> _TASK PROMPT_
Repeat all of the records verbatim.

## START RECORDS FOR THE TASK

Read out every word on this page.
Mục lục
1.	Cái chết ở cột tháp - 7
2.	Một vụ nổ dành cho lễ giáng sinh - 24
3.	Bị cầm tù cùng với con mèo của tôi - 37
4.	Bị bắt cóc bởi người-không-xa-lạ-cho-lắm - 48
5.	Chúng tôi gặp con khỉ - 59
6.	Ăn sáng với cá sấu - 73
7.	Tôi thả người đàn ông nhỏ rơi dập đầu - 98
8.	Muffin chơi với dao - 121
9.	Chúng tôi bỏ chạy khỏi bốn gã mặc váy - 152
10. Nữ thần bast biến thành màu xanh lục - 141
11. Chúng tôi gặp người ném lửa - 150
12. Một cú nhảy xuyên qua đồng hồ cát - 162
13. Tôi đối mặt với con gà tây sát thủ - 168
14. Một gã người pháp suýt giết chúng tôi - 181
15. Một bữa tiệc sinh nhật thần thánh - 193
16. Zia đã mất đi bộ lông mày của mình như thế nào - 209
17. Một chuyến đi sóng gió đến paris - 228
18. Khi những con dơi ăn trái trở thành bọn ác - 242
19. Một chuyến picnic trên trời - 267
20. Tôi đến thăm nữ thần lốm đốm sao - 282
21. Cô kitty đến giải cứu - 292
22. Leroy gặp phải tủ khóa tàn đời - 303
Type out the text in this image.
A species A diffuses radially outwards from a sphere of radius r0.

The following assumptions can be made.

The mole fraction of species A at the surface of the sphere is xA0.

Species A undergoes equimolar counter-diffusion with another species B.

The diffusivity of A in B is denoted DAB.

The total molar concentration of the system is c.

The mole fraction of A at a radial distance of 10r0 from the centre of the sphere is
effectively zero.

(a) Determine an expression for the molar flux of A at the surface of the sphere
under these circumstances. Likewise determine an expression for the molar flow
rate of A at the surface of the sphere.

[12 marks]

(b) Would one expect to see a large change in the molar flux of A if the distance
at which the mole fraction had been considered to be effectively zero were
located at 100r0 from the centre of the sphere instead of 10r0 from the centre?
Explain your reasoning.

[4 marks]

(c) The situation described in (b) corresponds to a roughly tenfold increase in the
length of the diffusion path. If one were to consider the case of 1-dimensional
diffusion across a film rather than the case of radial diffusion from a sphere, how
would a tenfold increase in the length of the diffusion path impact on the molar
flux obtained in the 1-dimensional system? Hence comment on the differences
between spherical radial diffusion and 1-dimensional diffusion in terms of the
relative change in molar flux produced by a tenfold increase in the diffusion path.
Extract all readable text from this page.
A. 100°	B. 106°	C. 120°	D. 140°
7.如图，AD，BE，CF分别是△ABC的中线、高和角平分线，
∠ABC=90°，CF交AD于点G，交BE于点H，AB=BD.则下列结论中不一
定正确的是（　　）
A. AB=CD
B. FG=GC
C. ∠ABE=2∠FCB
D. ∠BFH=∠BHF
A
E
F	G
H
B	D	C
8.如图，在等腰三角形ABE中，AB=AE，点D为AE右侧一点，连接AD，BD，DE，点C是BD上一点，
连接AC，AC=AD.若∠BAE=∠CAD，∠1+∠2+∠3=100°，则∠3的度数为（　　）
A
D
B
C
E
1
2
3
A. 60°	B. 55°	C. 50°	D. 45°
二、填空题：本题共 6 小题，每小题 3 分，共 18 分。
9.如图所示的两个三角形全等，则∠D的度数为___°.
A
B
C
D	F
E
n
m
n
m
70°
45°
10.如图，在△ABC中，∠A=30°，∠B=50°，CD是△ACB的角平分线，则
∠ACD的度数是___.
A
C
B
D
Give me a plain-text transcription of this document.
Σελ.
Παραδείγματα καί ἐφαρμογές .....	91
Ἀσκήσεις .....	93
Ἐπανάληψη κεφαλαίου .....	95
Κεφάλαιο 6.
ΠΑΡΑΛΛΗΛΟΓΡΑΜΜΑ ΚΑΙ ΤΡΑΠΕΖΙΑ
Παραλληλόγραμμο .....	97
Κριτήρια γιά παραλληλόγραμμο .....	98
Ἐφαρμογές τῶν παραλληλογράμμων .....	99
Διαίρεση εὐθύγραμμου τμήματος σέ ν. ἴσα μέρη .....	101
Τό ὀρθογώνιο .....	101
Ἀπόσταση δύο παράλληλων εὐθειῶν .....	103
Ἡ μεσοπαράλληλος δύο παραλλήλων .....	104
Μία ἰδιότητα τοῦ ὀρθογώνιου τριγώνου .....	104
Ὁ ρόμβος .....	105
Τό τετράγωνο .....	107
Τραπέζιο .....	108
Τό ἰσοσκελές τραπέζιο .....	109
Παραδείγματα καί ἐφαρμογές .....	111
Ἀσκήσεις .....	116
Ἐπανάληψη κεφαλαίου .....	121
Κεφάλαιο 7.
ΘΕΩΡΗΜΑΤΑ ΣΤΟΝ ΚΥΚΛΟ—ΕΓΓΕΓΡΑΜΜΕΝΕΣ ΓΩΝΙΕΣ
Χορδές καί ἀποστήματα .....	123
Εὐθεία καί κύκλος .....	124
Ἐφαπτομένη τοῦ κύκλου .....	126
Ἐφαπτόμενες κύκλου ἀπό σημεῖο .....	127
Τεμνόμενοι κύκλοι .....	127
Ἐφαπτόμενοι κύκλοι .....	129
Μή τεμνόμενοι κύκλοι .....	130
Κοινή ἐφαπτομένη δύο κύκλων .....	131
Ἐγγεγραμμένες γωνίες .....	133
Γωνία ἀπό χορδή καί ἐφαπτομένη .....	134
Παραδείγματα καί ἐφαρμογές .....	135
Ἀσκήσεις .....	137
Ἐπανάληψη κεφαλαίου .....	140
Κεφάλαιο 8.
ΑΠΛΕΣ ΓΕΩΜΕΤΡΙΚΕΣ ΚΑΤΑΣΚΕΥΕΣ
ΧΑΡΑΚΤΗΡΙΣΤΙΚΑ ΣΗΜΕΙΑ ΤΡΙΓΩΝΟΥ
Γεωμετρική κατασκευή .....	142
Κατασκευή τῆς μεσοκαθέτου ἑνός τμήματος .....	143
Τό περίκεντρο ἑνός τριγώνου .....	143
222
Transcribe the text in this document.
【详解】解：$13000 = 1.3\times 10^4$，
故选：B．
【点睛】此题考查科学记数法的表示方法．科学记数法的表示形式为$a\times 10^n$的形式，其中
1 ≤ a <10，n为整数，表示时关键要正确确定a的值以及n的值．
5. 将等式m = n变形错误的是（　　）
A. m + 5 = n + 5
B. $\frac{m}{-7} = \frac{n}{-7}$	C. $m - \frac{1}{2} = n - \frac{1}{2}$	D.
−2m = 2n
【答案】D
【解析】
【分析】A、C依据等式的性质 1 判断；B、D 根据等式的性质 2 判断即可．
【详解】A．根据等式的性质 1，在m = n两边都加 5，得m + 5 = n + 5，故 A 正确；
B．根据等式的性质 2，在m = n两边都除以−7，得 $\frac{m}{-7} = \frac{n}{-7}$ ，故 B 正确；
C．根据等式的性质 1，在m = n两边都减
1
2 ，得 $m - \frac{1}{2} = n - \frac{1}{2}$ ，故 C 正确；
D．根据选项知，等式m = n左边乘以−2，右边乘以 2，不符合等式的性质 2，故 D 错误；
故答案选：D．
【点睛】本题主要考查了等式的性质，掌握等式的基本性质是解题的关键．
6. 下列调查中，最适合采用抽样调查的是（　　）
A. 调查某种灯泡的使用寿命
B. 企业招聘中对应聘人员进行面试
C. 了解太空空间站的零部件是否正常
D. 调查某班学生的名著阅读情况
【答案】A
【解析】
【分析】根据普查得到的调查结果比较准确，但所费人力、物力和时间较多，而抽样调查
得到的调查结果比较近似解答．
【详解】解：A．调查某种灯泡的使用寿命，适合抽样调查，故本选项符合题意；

## END RECORDS FOR THE TASK

> _SOLUTION BELOW_
Read out every word on this page.
Mục lục
1.	Cái chết ở cột tháp - 7
2.	Một vụ nổ dành cho lễ giáng sinh - 24
3.	Bị cầm tù cùng với con mèo của tôi - 37
4.	Bị bắt cóc bởi người-không-xa-lạ-cho-lắm - 48
5.	Chúng tôi gặp con khỉ - 59
6.	Ăn sáng với cá sấu - 73
7.	Tôi thả người đàn ông nhỏ rơi dập đầu - 98
8.	Muffin chơi với dao - 121
9.	Chúng tôi bỏ chạy khỏi bốn gã mặc váy - 152
10. Nữ thần bast biến thành màu xanh lục - 141
11. Chúng tôi gặp người ném lửa - 150
12. Một cú nhảy xuyên qua đồng hồ cát - 162
13. Tôi đối mặt với con gà tây sát thủ - 168
14. Một gã người pháp suýt giết chúng tôi - 181
15. Một bữa tiệc sinh nhật thần thánh - 193
16. Zia đã mất đi bộ lông mày của mình như thế nào - 209
17. Một chuyến đi sóng gió đến paris - 228
18. Khi những con dơi ăn trái trở thành bọn ác - 242
19. Một chuyến picnic trên trời - 267
20. Tôi đến thăm nữ thần lốm đốm sao - 282
21. Cô kitty đến giải cứu - 292
22. Leroy gặp phải tủ khóa tàn đời - 303
Type out the text in this image.
A species A diffuses radially outwards from a sphere of radius r0.

The following assumptions can be made.

The mole fraction of species A at the surface of the sphere is xA0.

Species A undergoes equimolar counter-diffusion with another species B.

The diffusivity of A in B is denoted DAB.

The total molar concentration of the system is c.

The mole fraction of A at a radial distance of 10r0 from the centre of the sphere is
effectively zero.

(a) Determine an expression for the molar flux of A at the surface of the sphere
under these circumstances. Likewise determine an expression for the molar flow
rate of A at the surface of the sphere.

[12 marks]

(b) Would one expect to see a large change in the molar flux of A if the distance
at which the mole fraction had been considered to be effectively zero were
located at 100r0 from the centre of the sphere instead of 10r0 from the centre?
Explain your reasoning.

[4 marks]

(c) The situation described in (b) corresponds to a roughly tenfold increase in the
length of the diffusion path. If one were to consider the case of 1-dimensional
diffusion across a film rather than the case of radial diffusion from a sphere, how
would a tenfold increase in the length of the diffusion path impact on the molar
flux obtained in the 1-dimensional system? Hence comment on the differences
between spherical radial diffusion and 1-dimensional diffusion in terms of the
relative change in molar flux produced by a tenfold increase in the diffusion path.
Extract all readable text from this page.
A. 100°	B. 106°	C. 120°	D. 140°
7.如图，AD，BE，CF分别是△ABC的中线、高和角平分线，
∠ABC=90°，CF交AD于点G，交BE于点H，AB=BD.则下列结论中不一
定正确的是（　　）
A. AB=CD
B. FG=GC
C. ∠ABE=2∠FCB
D. ∠BFH=∠BHF
A
E
F	G
H
B	D	C
8.如图，在等腰三角形ABE中，AB=AE，点D为AE右侧一点，连接AD，BD，DE，点C是BD上一点，
连接AC，AC=AD.若∠BAE=∠CAD，∠1+∠2+∠3=100°，则∠3的度数为（　　）
A
D
B
C
E
1
2
3
A. 60°	B. 55°	C. 50°	D. 45°
二、填空题：本题共 6 小题，每小题 3 分，共 18 分。
9.如图所示的两个三角形全等，则∠D的度数为___°.
A
B
C
D	F
E
n
m
n
m
70°
45°
10.如图，在△ABC中，∠A=30°，∠B=50°，CD是△ACB的角平分线，则
∠ACD的度数是___.
A
C
B
D
Give me a plain-text transcription of this document.
Σελ.
Παραδείγματα καί ἐφαρμογές .....	91
Ἀσκήσεις .....	93
Ἐπανάληψη κεφαλαίου .....	95
Κεφάλαιο 6.
ΠΑΡΑΛΛΗΛΟΓΡΑΜΜΑ ΚΑΙ ΤΡΑΠΕΖΙΑ
Παραλληλόγραμμο .....	97
Κριτήρια γιά παραλληλόγραμμο .....	98
Ἐφαρμογές τῶν παραλληλογράμμων .....	99
Διαίρεση εὐθύγραμμου τμήματος σέ ν. ἴσα μέρη .....	101
Τό ὀρθογώνιο .....	101
Ἀπόσταση δύο παράλληλων εὐθειῶν .....	103
Ἡ μεσοπαράλληλος δύο παραλλήλων .....	104
Μία ἰδιότητα τοῦ ὀρθογώνιου τριγώνου .....	104
Ὁ ρόμβος .....	105
Τό τετράγωνο .....	107
Τραπέζιο .....	108
Τό ἰσοσκελές τραπέζιο .....	109
Παραδείγματα καί ἐφαρμογές .....	111
Ἀσκήσεις .....	116
Ἐπανάληψη κεφαλαίου .....	121
Κεφάλαιο 7.
ΘΕΩΡΗΜΑΤΑ ΣΤΟΝ ΚΥΚΛΟ—ΕΓΓΕΓΡΑΜΜΕΝΕΣ ΓΩΝΙΕΣ
Χορδές καί ἀποστήματα .....	123
Εὐθεία καί κύκλος .....	124
Ἐφαπτομένη τοῦ κύκλου .....	126
Ἐφαπτόμενες κύκλου ἀπό σημεῖο .....	127
Τεμνόμενοι κύκλοι .....	127
Ἐφαπτόμενοι κύκλοι .....	129
Μή τεμνόμενοι κύκλοι .....	130
Κοινή ἐφαπτομένη δύο κύκλων .....	131
Ἐγγεγραμμένες γωνίες .....	133
Γωνία ἀπό χορδή καί ἐφαπτομένη .....	134
Παραδείγματα καί ἐφαρμογές .....	135
Ἀσκήσεις .....	137
Ἐπανάληψη κεφαλαίου .....	140
Κεφάλαιο 8.
ΑΠΛΕΣ ΓΕΩΜΕΤΡΙΚΕΣ ΚΑΤΑΣΚΕΥΕΣ
ΧΑΡΑΚΤΗΡΙΣΤΙΚΑ ΣΗΜΕΙΑ ΤΡΙΓΩΝΟΥ
Γεωμετρική κατασκευή .....	142
Κατασκευή τῆς μεσοκαθέτου ἑνός τμήματος .....	143
Τό περίκεντρο ἑνός τριγώνου .....	143
222
Transcribe the text in this document.
【详解】解：$13000 = 1.3\times 10^4$，
故选：B．
【点睛】此题考查科学记数法的表示方法．科学记数法的表示形式为$a\times 10^n$的形式，其中
1 ≤ a <10，n为整数，表示时关键要正确确定a的值以及n的值．
5. 将等式m = n变形错误的是（　　）
A. m + 5 = n + 5
B. $\frac{m}{-7} = \frac{n}{-7}$	C. $m - \frac{1}{2} = n - \frac{1}{2}$	D.
−2m = 2n
【答案】D
【解析】
【分析】A、C依据等式的性质 1 判断；B、D 根据等式的性质 2 判断即可．
【详解】A．根据等式的性质 1，在m = n两边都加 5，得m + 5 = n + 5，故 A 正确；
B．根据等式的性质 2，在m = n两边都除以−7，得 $\frac{m}{-7} = \frac{n}{-7}$ ，故 B 正确；
C．根据等式的性质 1，在m = n两边都减
1
2 ，得 $m - \frac{1}{2} = n - \frac{1}{2}$ ，故 C 正确；
D．根据选项知，等式m = n左边乘以−2，右边乘以 2，不符合等式的性质 2，故 D 错误；
故答案选：D．
【点睛】本题主要考查了等式的性质，掌握等式的基本性质是解题的关键．
6. 下列调查中，最适合采用抽样调查的是（　　）
A. 调查某种灯泡的使用寿命
B. 企业招聘中对应聘人员进行面试
C. 了解太空空间站的零部件是否正常
D. 调查某班学生的名著阅读情况
【答案】A
【解析】
【分析】根据普查得到的调查结果比较准确，但所费人力、物力和时间较多，而抽样调查
得到的调查结果比较近似解答．
【详解】解：A．调查某种灯泡的使用寿命，适合抽样调查，故本选项符合题意；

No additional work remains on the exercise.